-- Start --

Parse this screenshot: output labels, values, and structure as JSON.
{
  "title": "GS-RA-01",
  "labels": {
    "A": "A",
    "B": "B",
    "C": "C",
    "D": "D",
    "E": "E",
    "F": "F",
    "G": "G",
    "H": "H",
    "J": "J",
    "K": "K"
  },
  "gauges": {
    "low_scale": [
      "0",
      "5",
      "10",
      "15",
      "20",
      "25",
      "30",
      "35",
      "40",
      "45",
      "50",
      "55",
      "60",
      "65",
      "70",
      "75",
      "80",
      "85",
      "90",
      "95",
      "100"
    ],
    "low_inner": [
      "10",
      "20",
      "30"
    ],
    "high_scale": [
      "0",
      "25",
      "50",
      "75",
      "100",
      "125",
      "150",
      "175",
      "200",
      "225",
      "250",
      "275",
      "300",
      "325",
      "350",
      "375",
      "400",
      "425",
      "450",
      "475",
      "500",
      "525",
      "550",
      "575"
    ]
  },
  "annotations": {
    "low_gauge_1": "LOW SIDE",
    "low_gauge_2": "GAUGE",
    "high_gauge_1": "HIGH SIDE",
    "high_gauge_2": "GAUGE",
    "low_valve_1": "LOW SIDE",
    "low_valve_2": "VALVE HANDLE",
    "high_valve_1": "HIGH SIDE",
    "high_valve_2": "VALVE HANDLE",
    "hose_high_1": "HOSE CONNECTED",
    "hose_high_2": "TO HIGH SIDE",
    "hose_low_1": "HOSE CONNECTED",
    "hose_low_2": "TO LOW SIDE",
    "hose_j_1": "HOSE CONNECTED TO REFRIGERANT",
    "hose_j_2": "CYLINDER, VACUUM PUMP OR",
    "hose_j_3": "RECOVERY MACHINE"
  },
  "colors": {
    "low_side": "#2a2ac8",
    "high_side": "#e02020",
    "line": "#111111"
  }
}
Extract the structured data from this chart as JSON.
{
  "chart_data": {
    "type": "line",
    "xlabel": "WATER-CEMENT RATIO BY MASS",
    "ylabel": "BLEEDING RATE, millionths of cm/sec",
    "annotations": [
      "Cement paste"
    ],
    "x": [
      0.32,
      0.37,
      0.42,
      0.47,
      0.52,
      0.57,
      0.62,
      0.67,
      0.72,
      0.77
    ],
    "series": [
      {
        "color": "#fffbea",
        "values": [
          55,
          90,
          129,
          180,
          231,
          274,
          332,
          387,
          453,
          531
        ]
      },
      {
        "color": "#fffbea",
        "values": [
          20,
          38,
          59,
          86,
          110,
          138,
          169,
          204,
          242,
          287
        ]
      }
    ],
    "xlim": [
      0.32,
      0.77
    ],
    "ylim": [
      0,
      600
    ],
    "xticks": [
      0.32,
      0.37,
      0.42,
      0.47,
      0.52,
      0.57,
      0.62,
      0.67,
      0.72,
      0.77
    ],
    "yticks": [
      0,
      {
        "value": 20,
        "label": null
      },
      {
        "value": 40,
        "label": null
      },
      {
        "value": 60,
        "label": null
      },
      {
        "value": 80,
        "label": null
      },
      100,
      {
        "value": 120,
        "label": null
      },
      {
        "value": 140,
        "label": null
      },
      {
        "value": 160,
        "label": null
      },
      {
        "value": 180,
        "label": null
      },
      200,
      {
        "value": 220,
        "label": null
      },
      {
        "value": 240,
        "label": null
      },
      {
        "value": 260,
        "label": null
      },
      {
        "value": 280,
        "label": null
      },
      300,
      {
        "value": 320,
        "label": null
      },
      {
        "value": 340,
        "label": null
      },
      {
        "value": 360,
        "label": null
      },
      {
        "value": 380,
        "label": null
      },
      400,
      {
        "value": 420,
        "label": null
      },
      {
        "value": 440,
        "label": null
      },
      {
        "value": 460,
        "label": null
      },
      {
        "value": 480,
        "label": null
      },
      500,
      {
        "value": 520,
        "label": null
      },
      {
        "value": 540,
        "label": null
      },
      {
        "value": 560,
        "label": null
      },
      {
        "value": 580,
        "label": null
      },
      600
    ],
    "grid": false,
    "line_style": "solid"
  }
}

-- End --

■ **Request**
Lines that include the word "CONNECTED" are to be extracted from the data above.

■ **Answer**
    "hose_high_1": "HOSE CONNECTED",
    "hose_low_1": "HOSE CONNECTED",
    "hose_j_1": "HOSE CONNECTED TO REFRIGERANT",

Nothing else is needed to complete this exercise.